_Problems_
(a) Copy the stretch from "Published in the" through "an impassable quagmire." in the Big Society article, keeping every word unchanged.
(b) Extend the article on Britain's Big Society by writing what follows its final sentence.

_Document passage_
Britain’s big gamble puts the citizens at the wheel

Published in the Financial Times (December 28th, 2010)

Lady Perry, a former chief inspector of schools in England, uses an anecdote from her time as a young teacher in Canada to explain the concept of the Big Society. It was half-time in a curling match, and she was chatting with fellow players in the hamlet of Grand Coulee. The thaw had arrived after another harsh winter, turning the dirt track to Regina into an impassable quagmire.

In her typically British way, she exclaimed that it was disgraceful they were cut off every year. “We should press for them to build us a proper road.” After a brief pause, one of the locals said: “Pauline, who’s them?” She replied that she didn’t really know, but presumed the provincial or local government should take action. After another pause, a team mate said: “Pauline, round here if we want a road, we build it. Them’s us.”

“Them’s us” sums up the idea of the Big Society with brevity and brilliance. This idea has provoked debate and derision over the course of the year – dismissed as meaningless waffle, condemned as cover for cuts, mocked as a return to Victorian philanthropy and blamed for the Tory failure to win outright at the election.

But UK prime minister David Cameron has remained resolute. He told me as we worked on a speech on the subject just before the election campaign that this was his big idea, and he has stuck to his guns despite sustained sniping. There was surprise that it formed such a large chunk of his party conference speech. Now it is gradually being accepted as the driving force behind a coalition government determined to remould Britain at such pace it is being called ‘Maoist’ – and not just by Vince Cable, the business secretary.

_Data rows_
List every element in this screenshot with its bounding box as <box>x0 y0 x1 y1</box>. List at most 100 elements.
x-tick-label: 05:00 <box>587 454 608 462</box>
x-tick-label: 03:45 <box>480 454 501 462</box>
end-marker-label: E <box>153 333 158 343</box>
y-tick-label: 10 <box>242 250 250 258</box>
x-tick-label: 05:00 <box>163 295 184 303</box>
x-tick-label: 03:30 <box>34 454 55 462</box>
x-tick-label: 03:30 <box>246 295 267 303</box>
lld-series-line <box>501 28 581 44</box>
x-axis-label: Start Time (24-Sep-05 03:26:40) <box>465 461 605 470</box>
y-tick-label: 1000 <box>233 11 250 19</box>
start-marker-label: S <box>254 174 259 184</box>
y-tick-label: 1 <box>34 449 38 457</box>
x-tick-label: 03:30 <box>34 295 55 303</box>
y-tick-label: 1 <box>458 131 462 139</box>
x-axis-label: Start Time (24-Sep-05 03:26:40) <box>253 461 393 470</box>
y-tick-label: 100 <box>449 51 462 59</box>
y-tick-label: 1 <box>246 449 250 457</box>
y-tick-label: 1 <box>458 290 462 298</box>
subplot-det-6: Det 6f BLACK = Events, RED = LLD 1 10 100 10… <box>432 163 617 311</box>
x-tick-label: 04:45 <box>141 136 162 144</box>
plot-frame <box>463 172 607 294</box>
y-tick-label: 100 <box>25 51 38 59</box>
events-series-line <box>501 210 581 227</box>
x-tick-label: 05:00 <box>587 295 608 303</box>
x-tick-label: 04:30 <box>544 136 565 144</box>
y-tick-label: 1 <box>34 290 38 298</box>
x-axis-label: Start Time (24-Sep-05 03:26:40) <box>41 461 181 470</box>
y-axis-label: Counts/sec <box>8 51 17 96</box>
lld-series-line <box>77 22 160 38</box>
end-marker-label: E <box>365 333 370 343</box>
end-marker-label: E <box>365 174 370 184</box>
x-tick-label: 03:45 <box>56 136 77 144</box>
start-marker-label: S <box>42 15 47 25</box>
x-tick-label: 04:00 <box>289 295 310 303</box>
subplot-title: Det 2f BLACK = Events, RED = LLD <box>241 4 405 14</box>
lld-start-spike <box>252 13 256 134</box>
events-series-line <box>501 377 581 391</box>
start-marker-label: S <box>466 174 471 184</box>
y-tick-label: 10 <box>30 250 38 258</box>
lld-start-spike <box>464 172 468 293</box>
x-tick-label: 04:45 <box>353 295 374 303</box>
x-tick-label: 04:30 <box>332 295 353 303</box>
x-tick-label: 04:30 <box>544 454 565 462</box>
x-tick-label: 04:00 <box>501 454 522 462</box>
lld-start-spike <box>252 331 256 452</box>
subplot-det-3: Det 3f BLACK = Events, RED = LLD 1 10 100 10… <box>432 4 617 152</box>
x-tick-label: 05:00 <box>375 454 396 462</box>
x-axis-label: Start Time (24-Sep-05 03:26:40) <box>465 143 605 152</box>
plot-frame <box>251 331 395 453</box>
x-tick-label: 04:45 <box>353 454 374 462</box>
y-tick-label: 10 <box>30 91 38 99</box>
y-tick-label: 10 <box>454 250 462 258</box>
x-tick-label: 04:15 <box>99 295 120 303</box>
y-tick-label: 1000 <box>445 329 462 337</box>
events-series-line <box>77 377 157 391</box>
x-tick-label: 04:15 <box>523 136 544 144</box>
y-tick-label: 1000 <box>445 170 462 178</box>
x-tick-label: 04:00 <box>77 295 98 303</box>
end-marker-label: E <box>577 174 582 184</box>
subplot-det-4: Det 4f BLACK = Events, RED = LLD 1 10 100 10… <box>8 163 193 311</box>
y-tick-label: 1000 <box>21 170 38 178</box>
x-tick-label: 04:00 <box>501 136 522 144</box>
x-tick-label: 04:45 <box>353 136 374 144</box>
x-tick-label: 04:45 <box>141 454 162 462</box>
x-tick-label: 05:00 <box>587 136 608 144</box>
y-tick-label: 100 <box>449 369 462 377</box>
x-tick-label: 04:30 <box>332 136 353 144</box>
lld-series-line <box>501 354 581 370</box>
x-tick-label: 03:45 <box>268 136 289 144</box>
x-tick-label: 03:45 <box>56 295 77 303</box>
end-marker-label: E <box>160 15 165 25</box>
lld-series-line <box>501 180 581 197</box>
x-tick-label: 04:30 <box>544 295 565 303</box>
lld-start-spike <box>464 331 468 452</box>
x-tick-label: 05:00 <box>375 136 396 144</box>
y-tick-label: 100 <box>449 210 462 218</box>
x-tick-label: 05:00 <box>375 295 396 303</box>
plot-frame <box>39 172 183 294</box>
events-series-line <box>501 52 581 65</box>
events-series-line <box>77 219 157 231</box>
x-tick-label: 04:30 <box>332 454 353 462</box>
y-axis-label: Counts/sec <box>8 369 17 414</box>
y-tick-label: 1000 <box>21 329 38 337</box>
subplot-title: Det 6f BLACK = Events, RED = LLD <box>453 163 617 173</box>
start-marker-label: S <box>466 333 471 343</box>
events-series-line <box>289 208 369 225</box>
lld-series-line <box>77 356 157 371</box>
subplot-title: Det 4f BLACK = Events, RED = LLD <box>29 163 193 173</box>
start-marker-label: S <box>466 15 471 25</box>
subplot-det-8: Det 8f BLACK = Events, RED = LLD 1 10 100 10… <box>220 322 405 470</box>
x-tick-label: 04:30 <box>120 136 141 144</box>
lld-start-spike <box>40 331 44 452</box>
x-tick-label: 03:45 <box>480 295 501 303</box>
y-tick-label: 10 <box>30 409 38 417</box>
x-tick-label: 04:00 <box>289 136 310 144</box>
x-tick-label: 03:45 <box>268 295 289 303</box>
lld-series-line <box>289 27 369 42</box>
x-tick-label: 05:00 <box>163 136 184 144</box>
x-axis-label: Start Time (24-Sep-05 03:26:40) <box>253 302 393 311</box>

_Task-by-task answers_
(a)
Published in the Financial Times (December 28th, 2010)

Lady Perry, a former chief inspector of schools in England, uses an anecdote from her time as a young teacher in Canada to explain the concept of the Big Society. It was half-time in a curling match, and she was chatting with fellow players in the hamlet of Grand Coulee. The thaw had arrived after another harsh winter, turning the dirt track to Regina into an impassable quagmire.

(b)
For those wanting a less colloquial explanation, the Big Society is an attempt to transform the relationship between the state and its citizens. Using the weapons of devolution and transparency, it seeks to empower individuals, improve public services that fail the most disadvantaged and reconnect the civic institutions that lie between the people and the state.

So why is the Big Society such a radical idea? As one of its leading proponents in government admits, it is a massive social experiment – stripping power from the state in the expectation that individuals, communities and enterprises will pick up the reins. “As in most such experiments, it is based upon instincts and understanding rather than empirical data,” he says. “It will be two to three years before we begin to see if it is playing itself out properly. But the direction of change will be remorseless and I’m confident it will transform Britain.”

This tussle between the responsibilities of state and citizens is at the centre of political struggles across the west, from France’s battles over pensions to the backlash against Washington in the US. Unsurprisingly, the Big Society ideas – far removed from the rampant individualism of the Tea Party – are being watched with growing interest by moderate Republicans.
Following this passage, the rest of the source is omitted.